引用文:
++++++++++

壱岐焼酎は、米麹と蒸麦1:2の割合で仕込むのが特徴で、麦100%の他地域とは異なります。これが独特のつるんとした舌触りを生む理由のひとつになっています。現在、7つの蔵元が伝統の味を守っています。
壱岐 SUPER GOLD33 玄海酒造株式会社(長崎県壱岐市郷ノ浦町志原西触550-1)
2009/5/2

黄麹独特の柔らかくてフルーティな味わいと香りをしっかりと残したまま、大変に奥行きの深い焼酎。味に深みがあって練れた感じがします。うまい焼酎は辛口だろうが甘かろうがたいていそうですね。
大正11(1922)年創業の蔵ですが、昭和44(1969)年、先代の死去に伴いいったん閉鎖を余儀なくされます。再開は平成11(1999)年。清冽な湧き水の出る土地を霧島山中に求め、黒瀬杜氏でもあった先代の弟さんの協力もあって再出発をします。
いったん途絶えた伝統を復活させた熱意は、製品に対する妥協を許さなかったのでしょうか。有機栽培の原材料、湧き水、カメ仕込み、今では大変に珍しい木樽蒸留など、大変手間のかかる凝りに凝った酒造りをしています。そのため、蔵全体の生産量でも年間200石しかありません。黒麹で造った普通の「萬膳」ですら、なかなか手に入りませんが、こちらはさらに希少品。機会があればぜひお飲みください。
萬膳庵 有限会社萬膳酒造(霧島市霧島永水宮迫4535番外2)
2009/5/11

あんまり強く濾過していないのでしょう。口に含むと一瞬、イモの油分を感じるけれども軽さとキレの中に、甘味がきちんと残っている秀逸な焼酎。

++++++++++

提供データ:
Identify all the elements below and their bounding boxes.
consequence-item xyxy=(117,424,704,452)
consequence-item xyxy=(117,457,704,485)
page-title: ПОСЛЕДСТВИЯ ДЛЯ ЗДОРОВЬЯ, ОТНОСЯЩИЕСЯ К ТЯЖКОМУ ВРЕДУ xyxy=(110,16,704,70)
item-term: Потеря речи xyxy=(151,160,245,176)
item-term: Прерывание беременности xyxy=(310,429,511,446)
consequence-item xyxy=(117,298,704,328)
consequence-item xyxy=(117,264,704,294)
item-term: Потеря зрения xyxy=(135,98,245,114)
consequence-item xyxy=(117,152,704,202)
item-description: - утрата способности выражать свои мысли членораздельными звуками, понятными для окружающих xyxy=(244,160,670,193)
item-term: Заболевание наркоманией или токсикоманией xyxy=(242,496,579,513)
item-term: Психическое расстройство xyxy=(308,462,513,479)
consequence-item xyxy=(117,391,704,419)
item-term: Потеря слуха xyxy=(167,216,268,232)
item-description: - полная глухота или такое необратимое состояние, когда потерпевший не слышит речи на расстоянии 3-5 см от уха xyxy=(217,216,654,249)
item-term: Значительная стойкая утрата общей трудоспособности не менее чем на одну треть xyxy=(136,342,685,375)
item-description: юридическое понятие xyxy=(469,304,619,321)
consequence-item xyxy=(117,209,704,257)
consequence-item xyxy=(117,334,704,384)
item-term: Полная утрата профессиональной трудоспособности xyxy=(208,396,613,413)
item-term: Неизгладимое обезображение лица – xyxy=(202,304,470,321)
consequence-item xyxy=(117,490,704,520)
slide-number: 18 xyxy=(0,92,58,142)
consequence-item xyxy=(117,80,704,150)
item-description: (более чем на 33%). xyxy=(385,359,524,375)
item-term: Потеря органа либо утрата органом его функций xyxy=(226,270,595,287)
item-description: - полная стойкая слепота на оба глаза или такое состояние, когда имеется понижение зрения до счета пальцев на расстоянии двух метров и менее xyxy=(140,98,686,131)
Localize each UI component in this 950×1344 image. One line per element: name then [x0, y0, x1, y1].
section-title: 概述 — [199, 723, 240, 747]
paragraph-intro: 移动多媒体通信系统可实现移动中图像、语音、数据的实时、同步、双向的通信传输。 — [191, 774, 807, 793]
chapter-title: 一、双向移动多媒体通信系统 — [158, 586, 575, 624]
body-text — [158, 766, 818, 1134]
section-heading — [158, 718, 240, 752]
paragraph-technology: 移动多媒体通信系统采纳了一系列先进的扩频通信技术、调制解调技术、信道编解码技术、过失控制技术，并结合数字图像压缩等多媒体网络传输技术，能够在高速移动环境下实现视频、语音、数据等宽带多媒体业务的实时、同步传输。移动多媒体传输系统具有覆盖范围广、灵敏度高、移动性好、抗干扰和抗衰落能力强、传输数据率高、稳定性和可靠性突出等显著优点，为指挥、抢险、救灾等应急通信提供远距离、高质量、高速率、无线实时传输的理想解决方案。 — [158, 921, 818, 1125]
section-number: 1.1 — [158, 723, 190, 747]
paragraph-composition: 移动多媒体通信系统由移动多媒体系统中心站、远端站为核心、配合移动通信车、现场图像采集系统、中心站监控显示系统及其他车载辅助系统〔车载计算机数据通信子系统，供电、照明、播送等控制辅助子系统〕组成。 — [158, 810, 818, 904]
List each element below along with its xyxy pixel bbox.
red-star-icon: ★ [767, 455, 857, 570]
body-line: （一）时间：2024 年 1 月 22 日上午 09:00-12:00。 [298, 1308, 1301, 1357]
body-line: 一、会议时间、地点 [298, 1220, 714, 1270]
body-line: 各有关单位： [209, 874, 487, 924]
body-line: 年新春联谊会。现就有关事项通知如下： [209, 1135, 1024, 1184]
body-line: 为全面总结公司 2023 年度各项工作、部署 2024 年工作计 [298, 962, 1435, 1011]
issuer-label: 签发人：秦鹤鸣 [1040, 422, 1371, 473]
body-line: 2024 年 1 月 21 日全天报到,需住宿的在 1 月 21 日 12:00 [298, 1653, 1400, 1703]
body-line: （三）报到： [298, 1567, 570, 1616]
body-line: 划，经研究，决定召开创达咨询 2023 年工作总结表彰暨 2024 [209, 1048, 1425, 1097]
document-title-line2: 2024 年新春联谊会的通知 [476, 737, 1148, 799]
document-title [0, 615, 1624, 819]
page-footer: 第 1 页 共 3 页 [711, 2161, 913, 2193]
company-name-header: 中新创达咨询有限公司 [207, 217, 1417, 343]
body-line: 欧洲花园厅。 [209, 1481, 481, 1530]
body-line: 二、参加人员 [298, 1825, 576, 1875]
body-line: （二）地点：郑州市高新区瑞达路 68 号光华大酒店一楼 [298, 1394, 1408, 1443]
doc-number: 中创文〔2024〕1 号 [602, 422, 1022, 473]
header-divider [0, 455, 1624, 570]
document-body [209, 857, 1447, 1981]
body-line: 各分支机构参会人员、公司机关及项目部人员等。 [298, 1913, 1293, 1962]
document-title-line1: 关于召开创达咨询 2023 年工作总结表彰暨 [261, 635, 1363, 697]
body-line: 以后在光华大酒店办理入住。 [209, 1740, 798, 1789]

++++++++++

作業指示: 焼酎の紹介文を、最後に示された文の後から書き続ける。

結果:
宮崎県南部は、薩摩藩の影響が強かったせいか焼酎も宮崎で一般的な20度ではなく、25度が普通です。この焼酎も淡麗だけれどもしっかりした味わいがあるのは、大隅系の出来の良い焼酎に似たところがありますね。
104号と機械的な名前が付いているのは、同社の104号タンクで出来た焼酎が特別うまかったため、これだけを瓶詰めして出荷したことに由来します。
ご承知の通り、蔵元は、いくつかのタンクの原酒をブレンドして出荷します。年によってそれぞれのタンクの出来映えも変わりますから、そうしないと品質を一定に保つことは難しい。
それをあえてやる、というのは相当自信があるからでしょう。当然、生産量も極端に少ないので、扱う酒屋は全国に数えるほどしかないそうです。
ところで、宮崎県内の蔵元の多くは「宮崎酵母」と呼ばれる、鹿児島で一般的な酵母とは系統が異なるものを使っています。かつての県工業試験場が分離生産したものですが、元々はこの松露酒造の家付き酵母だったとか。
ともあれ、ナースマンさん、おいしーものをいつもアリが父さん。
m(_ _)m

松露104号

松露酒造株式会社(宮崎県串間市寺里1丁目17番地5)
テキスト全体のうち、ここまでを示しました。